- TRECHO DE TEXTO
★ ★ ★ ★ ★ ★ ★

O grande escritor britânico G. K. Chesterton, comentando o que passa por moralidade nos Estados Unidos, afirmou, com razão, que o que lá faz suas vezes na verdade não é um padrão de certo e errado, mas sua substituição por alguns gostos e desgostos paroquiais. E é verdade. Isto se deve, antes de mais nada, à acomodação de um padrão de (pseudo)moralidade kantiana em uma matriz de pensamento dualista de base calvinista com que se formou aquele estranho território tão pobre espiritualmente quanto cheio de riqueza material. Do calvinismo veio a certeza de que as pessoas são monstruosas ou santas, salvas ou perdidas, vencedoras ou perdedoras, sem meios-termos e sem possibilidade de conversão ou perversão de um ou de outro. Da moral kantiana, a substituição de um sistema moral verdadeiro por um par de listinhas de coisas proibidas e de coisas obrigatórias. Evidentemente, é pela adesão comportamental às listinhas de imperativos morais categóricos que se pode reconhecer os mocinhos e os vilões. E, mais evidentemente ainda, quando a listinha do próximo não for igual àquela que usamos, o próximo é vilão para nós e nós somos vilões para ele.

Isso é especialmente claro na política americana, em que a divisão entre a esquerda e a direita vem se aprofundando, com cada vez menos pontos em comum nas listinhas pseudomorais dos dois partidos opostos. Como o que lhes falta em civilização sobra em dinheiro, logo, em influência político-cultural, as briguinhas intestinas da política americana vêm se repetir aqui como farsa. Por exemplo, a esquerda americana acusa (com razão) o sistema judicial americano de prender demais. Afinal, não apenas os EUA têm a maior população carcerária do mundo, tanto em termos absolutos quanto relativos, como condenam habitualmente a longuíssimas penas de prisão, ou mesmo à prisão perpétua, criminosos culpados de menor potencial ofensivo. Em alguns estados do Grande Irmão do Norte, uma terceira condenação por fumar maconha ou roubar galinha pode levar ao encarceramento perpétuo.

★ ★ ★ ★ ★ ★ ★

- DADOS FORNECIDOS
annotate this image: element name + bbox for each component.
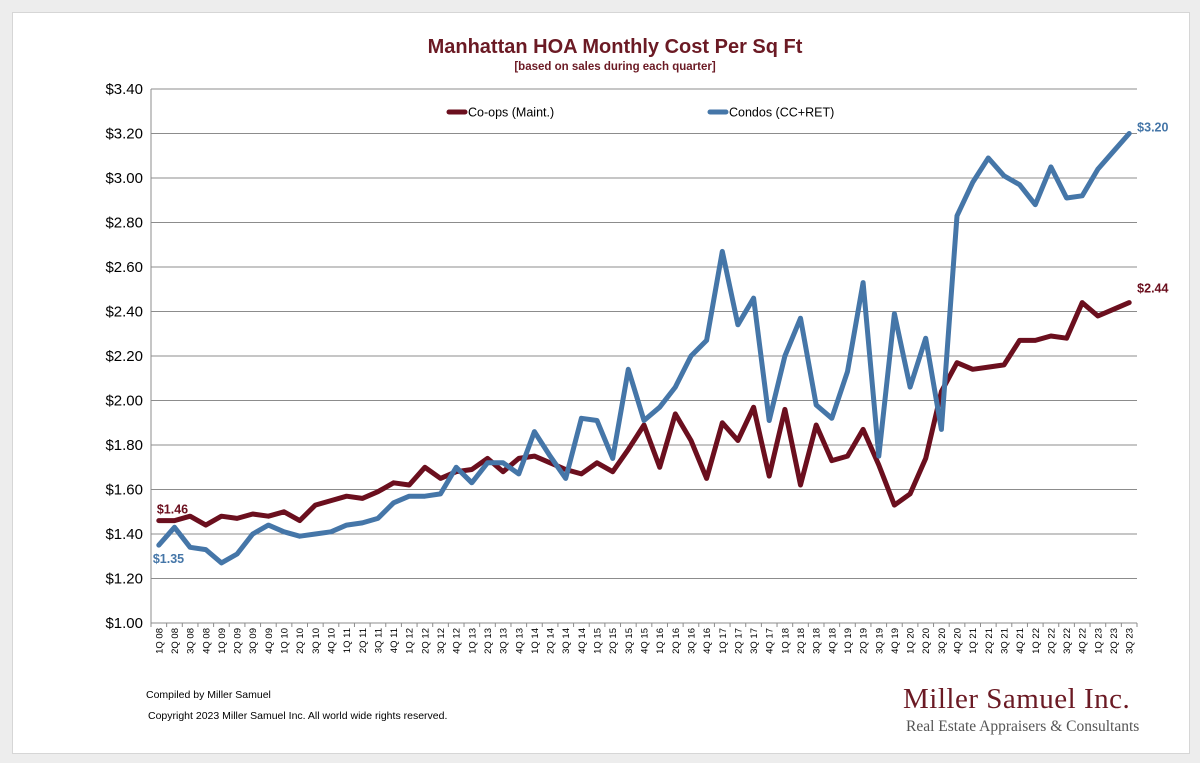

★ ★ ★ ★ ★ ★ ★

- INSTRUÇÃO
No texto sobre a moralidade nos Estados Unidos, o que veio da moral kantiana, por favor?

- RESPOSTA
A substituição de um sistema moral verdadeiro por um par de listinhas de coisas proibidas e de coisas obrigatórias.